======== Records for the exercise

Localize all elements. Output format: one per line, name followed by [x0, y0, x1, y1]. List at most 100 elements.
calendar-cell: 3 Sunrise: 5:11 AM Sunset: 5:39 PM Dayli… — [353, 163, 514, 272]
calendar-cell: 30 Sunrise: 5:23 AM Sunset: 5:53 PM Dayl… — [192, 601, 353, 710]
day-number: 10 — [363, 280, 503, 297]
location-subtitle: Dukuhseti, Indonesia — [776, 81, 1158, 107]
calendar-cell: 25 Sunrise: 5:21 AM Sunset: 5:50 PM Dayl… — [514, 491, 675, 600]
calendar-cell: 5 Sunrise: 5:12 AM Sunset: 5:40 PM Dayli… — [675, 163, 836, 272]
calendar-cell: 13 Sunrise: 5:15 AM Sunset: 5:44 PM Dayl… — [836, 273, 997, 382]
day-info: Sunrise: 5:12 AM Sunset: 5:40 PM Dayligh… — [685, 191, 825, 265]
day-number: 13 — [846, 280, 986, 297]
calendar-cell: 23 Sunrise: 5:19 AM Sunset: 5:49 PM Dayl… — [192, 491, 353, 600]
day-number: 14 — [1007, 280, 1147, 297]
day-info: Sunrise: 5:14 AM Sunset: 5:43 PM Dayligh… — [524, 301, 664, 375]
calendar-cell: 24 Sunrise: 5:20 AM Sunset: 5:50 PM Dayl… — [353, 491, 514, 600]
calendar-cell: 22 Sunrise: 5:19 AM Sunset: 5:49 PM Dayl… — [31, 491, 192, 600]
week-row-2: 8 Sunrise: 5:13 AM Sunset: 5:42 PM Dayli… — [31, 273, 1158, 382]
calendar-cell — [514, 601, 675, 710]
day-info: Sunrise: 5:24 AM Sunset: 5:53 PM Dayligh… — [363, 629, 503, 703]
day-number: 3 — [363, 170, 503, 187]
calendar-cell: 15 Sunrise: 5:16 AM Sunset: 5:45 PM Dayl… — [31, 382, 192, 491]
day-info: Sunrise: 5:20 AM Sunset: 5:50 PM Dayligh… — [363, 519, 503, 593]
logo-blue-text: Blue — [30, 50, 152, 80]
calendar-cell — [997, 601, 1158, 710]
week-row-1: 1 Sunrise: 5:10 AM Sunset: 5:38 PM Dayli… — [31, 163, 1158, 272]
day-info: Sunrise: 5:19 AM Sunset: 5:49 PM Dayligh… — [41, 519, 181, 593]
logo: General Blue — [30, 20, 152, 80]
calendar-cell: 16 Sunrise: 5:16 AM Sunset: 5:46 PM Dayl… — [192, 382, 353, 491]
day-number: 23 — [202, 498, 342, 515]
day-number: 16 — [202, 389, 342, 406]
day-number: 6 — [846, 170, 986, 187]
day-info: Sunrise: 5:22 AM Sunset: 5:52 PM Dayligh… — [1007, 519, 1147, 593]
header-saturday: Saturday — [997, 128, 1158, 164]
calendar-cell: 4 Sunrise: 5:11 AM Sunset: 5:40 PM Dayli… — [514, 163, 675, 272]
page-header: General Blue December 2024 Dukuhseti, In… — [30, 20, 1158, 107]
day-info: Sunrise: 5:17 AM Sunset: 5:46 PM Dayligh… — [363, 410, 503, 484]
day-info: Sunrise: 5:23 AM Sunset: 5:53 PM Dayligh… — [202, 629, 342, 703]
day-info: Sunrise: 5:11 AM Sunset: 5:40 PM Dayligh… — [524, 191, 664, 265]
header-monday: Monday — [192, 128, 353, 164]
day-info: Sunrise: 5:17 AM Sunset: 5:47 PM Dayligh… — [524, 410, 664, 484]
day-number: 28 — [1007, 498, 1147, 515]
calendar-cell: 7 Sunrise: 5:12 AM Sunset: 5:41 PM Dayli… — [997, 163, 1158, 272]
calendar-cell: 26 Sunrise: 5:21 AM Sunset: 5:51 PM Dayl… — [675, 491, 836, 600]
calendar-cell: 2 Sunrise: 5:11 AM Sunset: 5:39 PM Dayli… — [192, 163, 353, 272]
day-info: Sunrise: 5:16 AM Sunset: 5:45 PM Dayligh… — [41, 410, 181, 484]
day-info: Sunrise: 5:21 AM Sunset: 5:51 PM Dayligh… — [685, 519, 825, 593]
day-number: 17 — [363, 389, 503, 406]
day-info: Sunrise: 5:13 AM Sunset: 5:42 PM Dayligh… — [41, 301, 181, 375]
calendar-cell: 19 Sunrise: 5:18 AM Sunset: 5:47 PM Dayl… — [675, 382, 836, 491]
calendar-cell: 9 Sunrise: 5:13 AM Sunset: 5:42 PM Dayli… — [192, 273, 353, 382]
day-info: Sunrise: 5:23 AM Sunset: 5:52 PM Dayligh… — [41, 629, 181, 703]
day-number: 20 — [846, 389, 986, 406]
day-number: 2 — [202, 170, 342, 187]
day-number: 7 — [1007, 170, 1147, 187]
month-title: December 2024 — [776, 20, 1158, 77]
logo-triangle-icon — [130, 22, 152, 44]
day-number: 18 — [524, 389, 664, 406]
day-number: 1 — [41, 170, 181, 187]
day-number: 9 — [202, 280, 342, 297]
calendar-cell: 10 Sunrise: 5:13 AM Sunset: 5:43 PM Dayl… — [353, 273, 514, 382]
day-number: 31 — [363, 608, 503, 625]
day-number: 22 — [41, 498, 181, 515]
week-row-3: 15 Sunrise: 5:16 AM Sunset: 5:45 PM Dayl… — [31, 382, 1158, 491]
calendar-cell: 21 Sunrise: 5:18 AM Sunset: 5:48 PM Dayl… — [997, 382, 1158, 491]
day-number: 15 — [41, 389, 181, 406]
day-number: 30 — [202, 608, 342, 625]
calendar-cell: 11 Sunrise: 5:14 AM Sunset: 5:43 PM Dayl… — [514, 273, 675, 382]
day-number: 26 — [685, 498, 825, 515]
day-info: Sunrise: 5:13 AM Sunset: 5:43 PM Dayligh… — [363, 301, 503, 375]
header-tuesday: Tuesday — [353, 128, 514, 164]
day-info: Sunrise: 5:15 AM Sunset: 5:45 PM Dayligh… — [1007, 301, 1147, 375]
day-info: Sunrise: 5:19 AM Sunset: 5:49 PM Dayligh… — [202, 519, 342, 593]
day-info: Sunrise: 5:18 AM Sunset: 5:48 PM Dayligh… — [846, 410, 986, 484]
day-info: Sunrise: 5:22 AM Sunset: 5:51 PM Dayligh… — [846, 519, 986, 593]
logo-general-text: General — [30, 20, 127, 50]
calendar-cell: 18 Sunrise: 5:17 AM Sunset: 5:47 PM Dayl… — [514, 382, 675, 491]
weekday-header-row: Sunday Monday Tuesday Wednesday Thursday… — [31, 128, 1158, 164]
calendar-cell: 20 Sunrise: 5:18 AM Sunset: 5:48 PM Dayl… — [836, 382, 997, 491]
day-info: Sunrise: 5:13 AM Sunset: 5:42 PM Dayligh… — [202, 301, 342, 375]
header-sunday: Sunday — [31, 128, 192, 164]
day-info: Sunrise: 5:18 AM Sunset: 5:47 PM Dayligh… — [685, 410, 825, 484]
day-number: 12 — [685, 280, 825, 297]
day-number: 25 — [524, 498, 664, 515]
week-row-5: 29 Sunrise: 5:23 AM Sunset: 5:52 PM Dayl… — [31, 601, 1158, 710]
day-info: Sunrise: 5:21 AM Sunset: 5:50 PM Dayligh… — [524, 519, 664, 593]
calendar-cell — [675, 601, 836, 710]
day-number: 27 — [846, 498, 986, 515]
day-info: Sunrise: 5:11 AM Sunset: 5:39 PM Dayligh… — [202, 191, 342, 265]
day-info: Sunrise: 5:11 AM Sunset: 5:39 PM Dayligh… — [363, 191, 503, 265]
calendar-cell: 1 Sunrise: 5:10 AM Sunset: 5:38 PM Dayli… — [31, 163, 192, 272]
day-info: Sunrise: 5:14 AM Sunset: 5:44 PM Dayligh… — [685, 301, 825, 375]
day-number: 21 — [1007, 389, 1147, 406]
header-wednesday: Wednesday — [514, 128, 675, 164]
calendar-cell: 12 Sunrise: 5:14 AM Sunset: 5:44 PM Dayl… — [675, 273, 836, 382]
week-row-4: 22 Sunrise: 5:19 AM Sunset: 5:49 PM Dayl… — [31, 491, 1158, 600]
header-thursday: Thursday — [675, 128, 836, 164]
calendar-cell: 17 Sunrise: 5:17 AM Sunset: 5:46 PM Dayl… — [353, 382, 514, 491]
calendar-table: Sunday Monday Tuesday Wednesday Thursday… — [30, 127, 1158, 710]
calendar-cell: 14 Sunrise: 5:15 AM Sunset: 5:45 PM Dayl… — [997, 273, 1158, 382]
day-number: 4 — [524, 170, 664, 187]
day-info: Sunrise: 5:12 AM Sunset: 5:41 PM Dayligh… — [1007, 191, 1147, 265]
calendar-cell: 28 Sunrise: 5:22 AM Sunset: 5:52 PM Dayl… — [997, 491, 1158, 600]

================

Could you copy out the listing word for word, from its first line through the line that contains "calendar-cell: 4 Sunrise: 5:11", including that line?

## Result
Localize all elements. Output format: one per line, name followed by [x0, y0, x1, y1]. List at most 100 elements.
calendar-cell: 3 Sunrise: 5:11 AM Sunset: 5:39 PM Dayli… — [353, 163, 514, 272]
calendar-cell: 30 Sunrise: 5:23 AM Sunset: 5:53 PM Dayl… — [192, 601, 353, 710]
day-number: 10 — [363, 280, 503, 297]
location-subtitle: Dukuhseti, Indonesia — [776, 81, 1158, 107]
calendar-cell: 25 Sunrise: 5:21 AM Sunset: 5:50 PM Dayl… — [514, 491, 675, 600]
calendar-cell: 5 Sunrise: 5:12 AM Sunset: 5:40 PM Dayli… — [675, 163, 836, 272]
calendar-cell: 13 Sunrise: 5:15 AM Sunset: 5:44 PM Dayl… — [836, 273, 997, 382]
day-info: Sunrise: 5:12 AM Sunset: 5:40 PM Dayligh… — [685, 191, 825, 265]
day-number: 13 — [846, 280, 986, 297]
calendar-cell: 23 Sunrise: 5:19 AM Sunset: 5:49 PM Dayl… — [192, 491, 353, 600]
day-number: 14 — [1007, 280, 1147, 297]
day-info: Sunrise: 5:14 AM Sunset: 5:43 PM Dayligh… — [524, 301, 664, 375]
calendar-cell: 24 Sunrise: 5:20 AM Sunset: 5:50 PM Dayl… — [353, 491, 514, 600]
calendar-cell: 22 Sunrise: 5:19 AM Sunset: 5:49 PM Dayl… — [31, 491, 192, 600]
week-row-2: 8 Sunrise: 5:13 AM Sunset: 5:42 PM Dayli… — [31, 273, 1158, 382]
calendar-cell — [514, 601, 675, 710]
day-info: Sunrise: 5:24 AM Sunset: 5:53 PM Dayligh… — [363, 629, 503, 703]
day-number: 3 — [363, 170, 503, 187]
calendar-cell: 15 Sunrise: 5:16 AM Sunset: 5:45 PM Dayl… — [31, 382, 192, 491]
day-info: Sunrise: 5:20 AM Sunset: 5:50 PM Dayligh… — [363, 519, 503, 593]
logo-blue-text: Blue — [30, 50, 152, 80]
calendar-cell — [997, 601, 1158, 710]
week-row-1: 1 Sunrise: 5:10 AM Sunset: 5:38 PM Dayli… — [31, 163, 1158, 272]
day-info: Sunrise: 5:19 AM Sunset: 5:49 PM Dayligh… — [41, 519, 181, 593]
logo: General Blue — [30, 20, 152, 80]
calendar-cell: 16 Sunrise: 5:16 AM Sunset: 5:46 PM Dayl… — [192, 382, 353, 491]
day-number: 23 — [202, 498, 342, 515]
day-number: 16 — [202, 389, 342, 406]
day-number: 6 — [846, 170, 986, 187]
day-info: Sunrise: 5:22 AM Sunset: 5:52 PM Dayligh… — [1007, 519, 1147, 593]
header-saturday: Saturday — [997, 128, 1158, 164]
calendar-cell: 4 Sunrise: 5:11 AM Sunset: 5:40 PM Dayli… — [514, 163, 675, 272]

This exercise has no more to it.